## Task brief
Restate the complete material exactly.

____ Records supplied

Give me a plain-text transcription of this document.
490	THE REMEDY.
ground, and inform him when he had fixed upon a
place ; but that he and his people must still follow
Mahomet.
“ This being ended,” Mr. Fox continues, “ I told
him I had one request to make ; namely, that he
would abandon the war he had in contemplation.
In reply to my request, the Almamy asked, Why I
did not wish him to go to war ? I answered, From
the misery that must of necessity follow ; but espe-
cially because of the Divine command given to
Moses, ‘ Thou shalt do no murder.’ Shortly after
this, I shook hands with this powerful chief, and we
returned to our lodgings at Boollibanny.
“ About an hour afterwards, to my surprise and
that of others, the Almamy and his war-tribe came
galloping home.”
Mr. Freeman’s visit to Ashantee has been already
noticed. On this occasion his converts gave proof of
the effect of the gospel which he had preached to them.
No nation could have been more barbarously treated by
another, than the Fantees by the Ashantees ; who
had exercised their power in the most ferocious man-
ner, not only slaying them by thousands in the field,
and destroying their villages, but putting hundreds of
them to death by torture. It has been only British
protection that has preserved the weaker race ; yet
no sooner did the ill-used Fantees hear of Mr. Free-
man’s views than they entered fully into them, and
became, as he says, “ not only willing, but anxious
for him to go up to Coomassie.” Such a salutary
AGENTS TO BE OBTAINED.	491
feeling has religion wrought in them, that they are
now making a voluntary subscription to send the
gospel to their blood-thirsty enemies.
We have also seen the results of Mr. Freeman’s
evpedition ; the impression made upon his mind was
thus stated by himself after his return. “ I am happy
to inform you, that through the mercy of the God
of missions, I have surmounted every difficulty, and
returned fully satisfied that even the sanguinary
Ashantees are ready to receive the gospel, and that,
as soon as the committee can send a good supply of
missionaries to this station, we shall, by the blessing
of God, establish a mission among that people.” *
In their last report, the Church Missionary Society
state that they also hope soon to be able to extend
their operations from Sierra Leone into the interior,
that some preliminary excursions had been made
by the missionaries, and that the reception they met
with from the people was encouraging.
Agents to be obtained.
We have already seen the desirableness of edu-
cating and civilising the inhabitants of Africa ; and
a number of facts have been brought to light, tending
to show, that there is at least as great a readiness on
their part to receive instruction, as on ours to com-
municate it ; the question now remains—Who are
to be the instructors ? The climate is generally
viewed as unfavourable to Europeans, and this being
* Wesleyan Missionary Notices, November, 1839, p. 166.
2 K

________

## In response
Give me a plain-text transcription of this document.
490	THE REMEDY.
ground, and inform him when he had fixed upon a
place ; but that he and his people must still follow
Mahomet.
“ This being ended,” Mr. Fox continues, “ I told
him I had one request to make ; namely, that he
would abandon the war he had in contemplation.
In reply to my request, the Almamy asked, Why I
did not wish him to go to war ? I answered, From
the misery that must of necessity follow ; but espe-
cially because of the Divine command given to
Moses, ‘ Thou shalt do no murder.’ Shortly after
this, I shook hands with this powerful chief, and we
returned to our lodgings at Boollibanny.
“ About an hour afterwards, to my surprise and
that of others, the Almamy and his war-tribe came
galloping home.”
Mr. Freeman’s visit to Ashantee has been already
noticed. On this occasion his converts gave proof of
the effect of the gospel which he had preached to them.
No nation could have been more barbarously treated by
another, than the Fantees by the Ashantees ; who
had exercised their power in the most ferocious man-
ner, not only slaying them by thousands in the field,
and destroying their villages, but putting hundreds of
them to death by torture. It has been only British
protection that has preserved the weaker race ; yet
no sooner did the ill-used Fantees hear of Mr. Free-
man’s views than they entered fully into them, and
became, as he says, “ not only willing, but anxious
for him to go up to Coomassie.” Such a salutary
AGENTS TO BE OBTAINED.	491
feeling has religion wrought in them, that they are
now making a voluntary subscription to send the
gospel to their blood-thirsty enemies.
We have also seen the results of Mr. Freeman’s
evpedition ; the impression made upon his mind was
thus stated by himself after his return. “ I am happy
to inform you, that through the mercy of the God
of missions, I have surmounted every difficulty, and
returned fully satisfied that even the sanguinary
Ashantees are ready to receive the gospel, and that,
as soon as the committee can send a good supply of
missionaries to this station, we shall, by the blessing
of God, establish a mission among that people.” *
In their last report, the Church Missionary Society
state that they also hope soon to be able to extend
their operations from Sierra Leone into the interior,
that some preliminary excursions had been made
by the missionaries, and that the reception they met
with from the people was encouraging.
Agents to be obtained.
We have already seen the desirableness of edu-
cating and civilising the inhabitants of Africa ; and
a number of facts have been brought to light, tending
to show, that there is at least as great a readiness on
their part to receive instruction, as on ours to com-
municate it ; the question now remains—Who are
to be the instructors ? The climate is generally
viewed as unfavourable to Europeans, and this being
* Wesleyan Missionary Notices, November, 1839, p. 166.
2 K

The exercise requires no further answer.